(Stored entries)

━━━━━━

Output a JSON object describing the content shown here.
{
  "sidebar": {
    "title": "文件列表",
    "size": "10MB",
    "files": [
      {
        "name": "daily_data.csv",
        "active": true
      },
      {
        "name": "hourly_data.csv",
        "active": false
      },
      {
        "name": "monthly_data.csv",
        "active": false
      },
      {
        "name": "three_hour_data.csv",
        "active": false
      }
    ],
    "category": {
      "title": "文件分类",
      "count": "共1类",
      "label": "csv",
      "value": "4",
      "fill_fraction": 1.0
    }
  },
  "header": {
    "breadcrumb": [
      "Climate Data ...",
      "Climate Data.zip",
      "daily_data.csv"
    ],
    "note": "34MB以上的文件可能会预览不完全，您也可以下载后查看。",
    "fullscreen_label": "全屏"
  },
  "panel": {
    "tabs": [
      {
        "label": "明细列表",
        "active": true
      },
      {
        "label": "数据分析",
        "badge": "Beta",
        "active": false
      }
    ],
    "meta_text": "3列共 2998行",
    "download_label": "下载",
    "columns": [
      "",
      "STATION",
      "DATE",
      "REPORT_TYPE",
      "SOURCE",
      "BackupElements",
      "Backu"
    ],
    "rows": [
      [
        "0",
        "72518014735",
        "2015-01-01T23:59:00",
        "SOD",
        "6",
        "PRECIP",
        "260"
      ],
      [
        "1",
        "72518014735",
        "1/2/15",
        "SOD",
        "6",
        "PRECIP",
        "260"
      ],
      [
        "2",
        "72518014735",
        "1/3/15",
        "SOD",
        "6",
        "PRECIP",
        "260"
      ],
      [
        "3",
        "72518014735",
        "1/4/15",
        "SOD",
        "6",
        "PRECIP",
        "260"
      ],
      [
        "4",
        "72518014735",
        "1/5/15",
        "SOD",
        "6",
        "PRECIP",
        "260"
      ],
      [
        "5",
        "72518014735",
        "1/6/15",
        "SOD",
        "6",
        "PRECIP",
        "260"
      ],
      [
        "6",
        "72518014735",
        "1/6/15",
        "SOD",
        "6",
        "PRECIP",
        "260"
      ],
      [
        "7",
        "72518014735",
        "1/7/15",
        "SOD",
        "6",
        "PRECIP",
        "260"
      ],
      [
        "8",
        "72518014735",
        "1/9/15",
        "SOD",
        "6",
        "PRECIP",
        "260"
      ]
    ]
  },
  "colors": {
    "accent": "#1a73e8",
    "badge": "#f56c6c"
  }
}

━━━━━━

# DESCRIPTION OF THE TASK
Repeat each entry word for word.

# TASK RESPONSE
Output a JSON object describing the content shown here.
{
  "sidebar": {
    "title": "文件列表",
    "size": "10MB",
    "files": [
      {
        "name": "daily_data.csv",
        "active": true
      },
      {
        "name": "hourly_data.csv",
        "active": false
      },
      {
        "name": "monthly_data.csv",
        "active": false
      },
      {
        "name": "three_hour_data.csv",
        "active": false
      }
    ],
    "category": {
      "title": "文件分类",
      "count": "共1类",
      "label": "csv",
      "value": "4",
      "fill_fraction": 1.0
    }
  },
  "header": {
    "breadcrumb": [
      "Climate Data ...",
      "Climate Data.zip",
      "daily_data.csv"
    ],
    "note": "34MB以上的文件可能会预览不完全，您也可以下载后查看。",
    "fullscreen_label": "全屏"
  },
  "panel": {
    "tabs": [
      {
        "label": "明细列表",
        "active": true
      },
      {
        "label": "数据分析",
        "badge": "Beta",
        "active": false
      }
    ],
    "meta_text": "3列共 2998行",
    "download_label": "下载",
    "columns": [
      "",
      "STATION",
      "DATE",
      "REPORT_TYPE",
      "SOURCE",
      "BackupElements",
      "Backu"
    ],
    "rows": [
      [
        "0",
        "72518014735",
        "2015-01-01T23:59:00",
        "SOD",
        "6",
        "PRECIP",
        "260"
      ],
      [
        "1",
        "72518014735",
        "1/2/15",
        "SOD",
        "6",
        "PRECIP",
        "260"
      ],
      [
        "2",
        "72518014735",
        "1/3/15",
        "SOD",
        "6",
        "PRECIP",
        "260"
      ],
      [
        "3",
        "72518014735",
        "1/4/15",
        "SOD",
        "6",
        "PRECIP",
        "260"
      ],
      [
        "4",
        "72518014735",
        "1/5/15",
        "SOD",
        "6",
        "PRECIP",
        "260"
      ],
      [
        "5",
        "72518014735",
        "1/6/15",
        "SOD",
        "6",
        "PRECIP",
        "260"
      ],
      [
        "6",
        "72518014735",
        "1/6/15",
        "SOD",
        "6",
        "PRECIP",
        "260"
      ],
      [
        "7",
        "72518014735",
        "1/7/15",
        "SOD",
        "6",
        "PRECIP",
        "260"
      ],
      [
        "8",
        "72518014735",
        "1/9/15",
        "SOD",
        "6",
        "PRECIP",
        "260"
      ]
    ]
  },
  "colors": {
    "accent": "#1a73e8",
    "badge": "#f56c6c"
  }
}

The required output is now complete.